**Problem details:**
Count the lines in the data below that contain the string "bbox". Reply with the number alone.

= = =

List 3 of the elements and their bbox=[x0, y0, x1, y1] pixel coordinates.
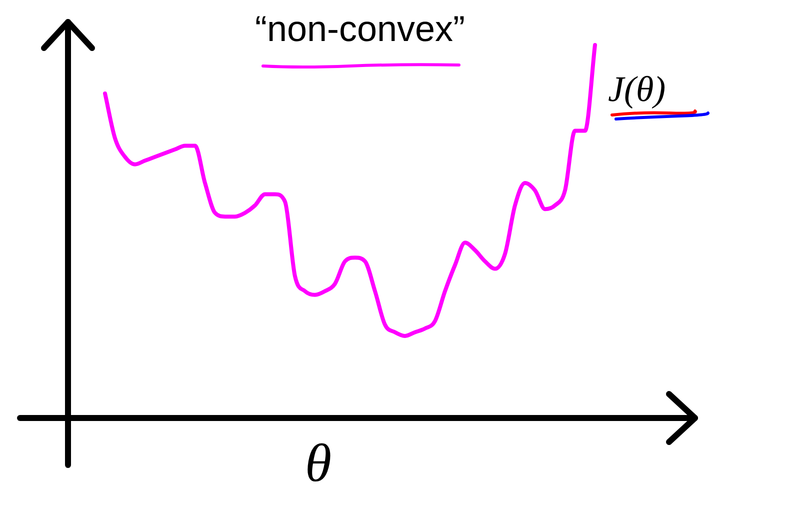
chart-title: “non-convex” bbox=[254, 8, 466, 50]
y-axis-title: J(θ) bbox=[608, 68, 666, 110]
x-axis-title: θ bbox=[305, 432, 332, 494]
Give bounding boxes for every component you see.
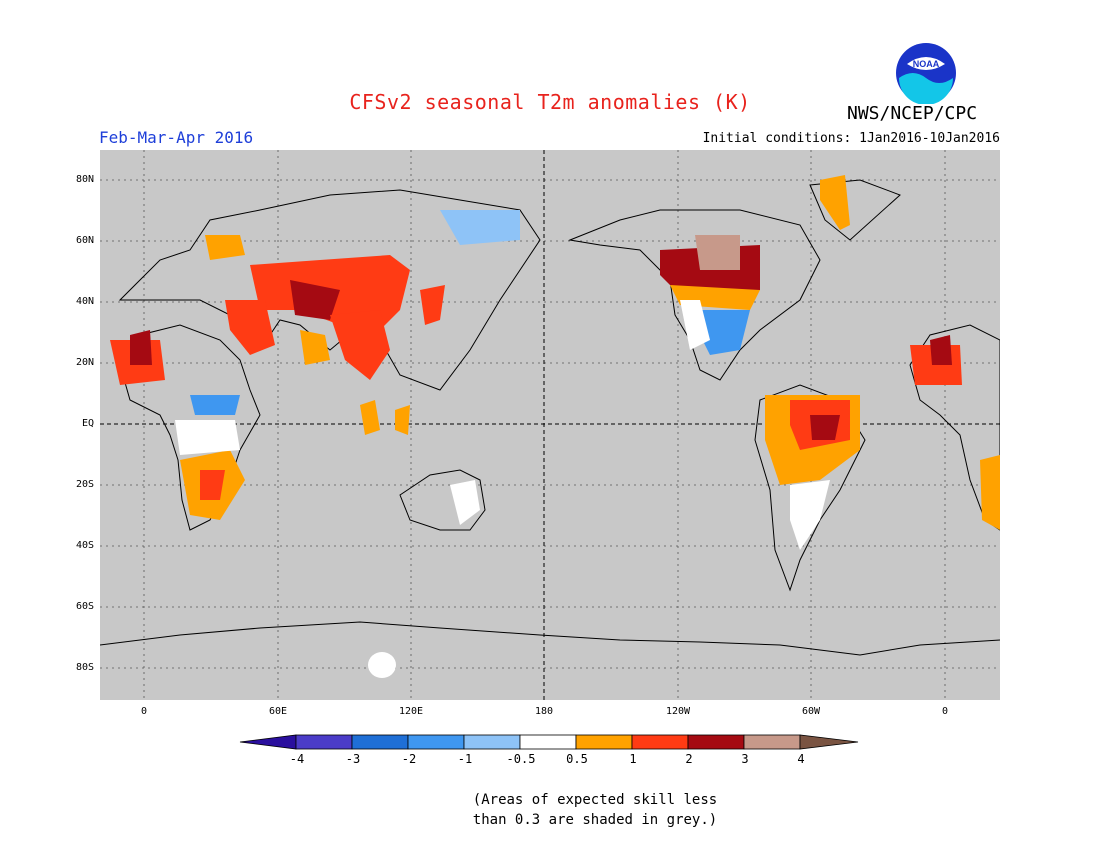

= = =

**Finished task:**
4